***** DATA SUPPLIED

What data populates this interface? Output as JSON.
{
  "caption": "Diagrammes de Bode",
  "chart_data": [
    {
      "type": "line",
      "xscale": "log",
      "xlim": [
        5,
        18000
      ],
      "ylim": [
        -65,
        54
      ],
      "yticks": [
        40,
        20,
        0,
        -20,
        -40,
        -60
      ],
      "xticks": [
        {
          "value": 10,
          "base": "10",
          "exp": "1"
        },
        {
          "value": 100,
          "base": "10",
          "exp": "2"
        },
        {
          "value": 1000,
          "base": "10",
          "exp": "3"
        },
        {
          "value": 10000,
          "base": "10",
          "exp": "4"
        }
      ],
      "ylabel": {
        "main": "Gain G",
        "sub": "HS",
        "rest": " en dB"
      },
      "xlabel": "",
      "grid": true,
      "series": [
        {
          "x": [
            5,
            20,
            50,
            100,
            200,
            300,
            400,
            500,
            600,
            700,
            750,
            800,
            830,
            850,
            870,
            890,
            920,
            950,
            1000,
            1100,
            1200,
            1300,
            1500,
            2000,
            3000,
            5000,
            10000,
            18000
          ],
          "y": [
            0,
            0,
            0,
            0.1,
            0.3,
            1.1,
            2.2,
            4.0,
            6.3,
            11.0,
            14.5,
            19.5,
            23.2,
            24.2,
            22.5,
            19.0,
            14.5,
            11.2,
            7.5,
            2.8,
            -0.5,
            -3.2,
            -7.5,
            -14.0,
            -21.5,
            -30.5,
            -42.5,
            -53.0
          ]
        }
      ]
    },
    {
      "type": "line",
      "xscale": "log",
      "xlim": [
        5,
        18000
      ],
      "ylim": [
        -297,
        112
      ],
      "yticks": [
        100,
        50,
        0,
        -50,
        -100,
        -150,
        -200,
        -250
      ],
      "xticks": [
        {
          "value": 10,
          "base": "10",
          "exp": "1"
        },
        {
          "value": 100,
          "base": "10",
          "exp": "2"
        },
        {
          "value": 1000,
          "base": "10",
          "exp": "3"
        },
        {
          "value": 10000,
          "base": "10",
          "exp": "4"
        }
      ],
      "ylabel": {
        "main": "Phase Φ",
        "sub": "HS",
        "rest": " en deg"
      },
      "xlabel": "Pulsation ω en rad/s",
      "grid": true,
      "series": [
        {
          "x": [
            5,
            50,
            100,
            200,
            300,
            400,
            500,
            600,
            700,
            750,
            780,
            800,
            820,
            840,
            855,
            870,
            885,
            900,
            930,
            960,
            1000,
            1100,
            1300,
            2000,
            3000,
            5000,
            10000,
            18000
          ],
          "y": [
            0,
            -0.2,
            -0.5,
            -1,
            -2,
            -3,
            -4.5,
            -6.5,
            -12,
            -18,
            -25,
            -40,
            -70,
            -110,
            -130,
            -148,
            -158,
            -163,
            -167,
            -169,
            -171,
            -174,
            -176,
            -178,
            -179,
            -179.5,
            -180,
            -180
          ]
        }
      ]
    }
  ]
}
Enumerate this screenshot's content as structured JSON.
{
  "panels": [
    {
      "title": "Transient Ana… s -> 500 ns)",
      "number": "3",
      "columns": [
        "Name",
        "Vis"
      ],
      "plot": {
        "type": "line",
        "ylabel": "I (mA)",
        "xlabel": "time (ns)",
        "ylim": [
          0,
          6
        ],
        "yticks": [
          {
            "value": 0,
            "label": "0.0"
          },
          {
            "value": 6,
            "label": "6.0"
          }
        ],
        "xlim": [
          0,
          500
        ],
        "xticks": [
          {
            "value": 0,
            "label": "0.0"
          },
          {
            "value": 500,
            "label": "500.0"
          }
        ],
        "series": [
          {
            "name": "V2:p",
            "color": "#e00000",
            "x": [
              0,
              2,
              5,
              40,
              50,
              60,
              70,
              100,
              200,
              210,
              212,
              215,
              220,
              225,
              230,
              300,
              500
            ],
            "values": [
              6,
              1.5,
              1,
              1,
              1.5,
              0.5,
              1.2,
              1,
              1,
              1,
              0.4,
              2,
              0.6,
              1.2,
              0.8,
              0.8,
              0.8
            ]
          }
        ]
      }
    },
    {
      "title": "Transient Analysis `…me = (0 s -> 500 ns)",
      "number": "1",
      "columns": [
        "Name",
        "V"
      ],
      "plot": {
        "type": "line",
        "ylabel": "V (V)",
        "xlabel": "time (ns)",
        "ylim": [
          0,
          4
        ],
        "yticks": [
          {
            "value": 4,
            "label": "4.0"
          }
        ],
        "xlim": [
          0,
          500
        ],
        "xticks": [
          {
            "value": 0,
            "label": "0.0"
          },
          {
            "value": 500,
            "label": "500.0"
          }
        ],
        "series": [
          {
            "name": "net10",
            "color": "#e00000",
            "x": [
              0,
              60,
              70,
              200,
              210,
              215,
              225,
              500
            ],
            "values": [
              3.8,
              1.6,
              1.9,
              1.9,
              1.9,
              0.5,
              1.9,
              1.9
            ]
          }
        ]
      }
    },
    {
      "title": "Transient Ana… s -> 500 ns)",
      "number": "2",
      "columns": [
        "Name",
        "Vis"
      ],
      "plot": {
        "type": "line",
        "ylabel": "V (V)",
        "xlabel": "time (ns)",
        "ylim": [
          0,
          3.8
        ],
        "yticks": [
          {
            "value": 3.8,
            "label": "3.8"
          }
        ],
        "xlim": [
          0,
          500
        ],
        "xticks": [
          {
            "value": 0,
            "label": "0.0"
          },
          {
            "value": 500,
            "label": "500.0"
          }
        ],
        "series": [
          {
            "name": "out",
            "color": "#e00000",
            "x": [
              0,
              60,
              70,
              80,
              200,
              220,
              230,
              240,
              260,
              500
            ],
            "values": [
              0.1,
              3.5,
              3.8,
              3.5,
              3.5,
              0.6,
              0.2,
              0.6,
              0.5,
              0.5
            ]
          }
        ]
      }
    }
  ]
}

**********

## GIVEN PROBLEM
The listing above should be transcribed in full, exactly as written.

## ANSWER TO THIS EXERCISE
What data populates this interface? Output as JSON.
{
  "caption": "Diagrammes de Bode",
  "chart_data": [
    {
      "type": "line",
      "xscale": "log",
      "xlim": [
        5,
        18000
      ],
      "ylim": [
        -65,
        54
      ],
      "yticks": [
        40,
        20,
        0,
        -20,
        -40,
        -60
      ],
      "xticks": [
        {
          "value": 10,
          "base": "10",
          "exp": "1"
        },
        {
          "value": 100,
          "base": "10",
          "exp": "2"
        },
        {
          "value": 1000,
          "base": "10",
          "exp": "3"
        },
        {
          "value": 10000,
          "base": "10",
          "exp": "4"
        }
      ],
      "ylabel": {
        "main": "Gain G",
        "sub": "HS",
        "rest": " en dB"
      },
      "xlabel": "",
      "grid": true,
      "series": [
        {
          "x": [
            5,
            20,
            50,
            100,
            200,
            300,
            400,
            500,
            600,
            700,
            750,
            800,
            830,
            850,
            870,
            890,
            920,
            950,
            1000,
            1100,
            1200,
            1300,
            1500,
            2000,
            3000,
            5000,
            10000,
            18000
          ],
          "y": [
            0,
            0,
            0,
            0.1,
            0.3,
            1.1,
            2.2,
            4.0,
            6.3,
            11.0,
            14.5,
            19.5,
            23.2,
            24.2,
            22.5,
            19.0,
            14.5,
            11.2,
            7.5,
            2.8,
            -0.5,
            -3.2,
            -7.5,
            -14.0,
            -21.5,
            -30.5,
            -42.5,
            -53.0
          ]
        }
      ]
    },
    {
      "type": "line",
      "xscale": "log",
      "xlim": [
        5,
        18000
      ],
      "ylim": [
        -297,
        112
      ],
      "yticks": [
        100,
        50,
        0,
        -50,
        -100,
        -150,
        -200,
        -250
      ],
      "xticks": [
        {
          "value": 10,
          "base": "10",
          "exp": "1"
        },
        {
          "value": 100,
          "base": "10",
          "exp": "2"
        },
        {
          "value": 1000,
          "base": "10",
          "exp": "3"
        },
        {
          "value": 10000,
          "base": "10",
          "exp": "4"
        }
      ],
      "ylabel": {
        "main": "Phase Φ",
        "sub": "HS",
        "rest": " en deg"
      },
      "xlabel": "Pulsation ω en rad/s",
      "grid": true,
      "series": [
        {
          "x": [
            5,
            50,
            100,
            200,
            300,
            400,
            500,
            600,
            700,
            750,
            780,
            800,
            820,
            840,
            855,
            870,
            885,
            900,
            930,
            960,
            1000,
            1100,
            1300,
            2000,
            3000,
            5000,
            10000,
            18000
          ],
          "y": [
            0,
            -0.2,
            -0.5,
            -1,
            -2,
            -3,
            -4.5,
            -6.5,
            -12,
            -18,
            -25,
            -40,
            -70,
            -110,
            -130,
            -148,
            -158,
            -163,
            -167,
            -169,
            -171,
            -174,
            -176,
            -178,
            -179,
            -179.5,
            -180,
            -180
          ]
        }
      ]
    }
  ]
}
Enumerate this screenshot's content as structured JSON.
{
  "panels": [
    {
      "title": "Transient Ana… s -> 500 ns)",
      "number": "3",
      "columns": [
        "Name",
        "Vis"
      ],
      "plot": {
        "type": "line",
        "ylabel": "I (mA)",
        "xlabel": "time (ns)",
        "ylim": [
          0,
          6
        ],
        "yticks": [
          {
            "value": 0,
            "label": "0.0"
          },
          {
            "value": 6,
            "label": "6.0"
          }
        ],
        "xlim": [
          0,
          500
        ],
        "xticks": [
          {
            "value": 0,
            "label": "0.0"
          },
          {
            "value": 500,
            "label": "500.0"
          }
        ],
        "series": [
          {
            "name": "V2:p",
            "color": "#e00000",
            "x": [
              0,
              2,
              5,
              40,
              50,
              60,
              70,
              100,
              200,
              210,
              212,
              215,
              220,
              225,
              230,
              300,
              500
            ],
            "values": [
              6,
              1.5,
              1,
              1,
              1.5,
              0.5,
              1.2,
              1,
              1,
              1,
              0.4,
              2,
              0.6,
              1.2,
              0.8,
              0.8,
              0.8
            ]
          }
        ]
      }
    },
    {
      "title": "Transient Analysis `…me = (0 s -> 500 ns)",
      "number": "1",
      "columns": [
        "Name",
        "V"
      ],
      "plot": {
        "type": "line",
        "ylabel": "V (V)",
        "xlabel": "time (ns)",
        "ylim": [
          0,
          4
        ],
        "yticks": [
          {
            "value": 4,
            "label": "4.0"
          }
        ],
        "xlim": [
          0,
          500
        ],
        "xticks": [
          {
            "value": 0,
            "label": "0.0"
          },
          {
            "value": 500,
            "label": "500.0"
          }
        ],
        "series": [
          {
            "name": "net10",
            "color": "#e00000",
            "x": [
              0,
              60,
              70,
              200,
              210,
              215,
              225,
              500
            ],
            "values": [
              3.8,
              1.6,
              1.9,
              1.9,
              1.9,
              0.5,
              1.9,
              1.9
            ]
          }
        ]
      }
    },
    {
      "title": "Transient Ana… s -> 500 ns)",
      "number": "2",
      "columns": [
        "Name",
        "Vis"
      ],
      "plot": {
        "type": "line",
        "ylabel": "V (V)",
        "xlabel": "time (ns)",
        "ylim": [
          0,
          3.8
        ],
        "yticks": [
          {
            "value": 3.8,
            "label": "3.8"
          }
        ],
        "xlim": [
          0,
          500
        ],
        "xticks": [
          {
            "value": 0,
            "label": "0.0"
          },
          {
            "value": 500,
            "label": "500.0"
          }
        ],
        "series": [
          {
            "name": "out",
            "color": "#e00000",
            "x": [
              0,
              60,
              70,
              80,
              200,
              220,
              230,
              240,
              260,
              500
            ],
            "values": [
              0.1,
              3.5,
              3.8,
              3.5,
              3.5,
              0.6,
              0.2,
              0.6,
              0.5,
              0.5
            ]
          }
        ]
      }
    }
  ]
}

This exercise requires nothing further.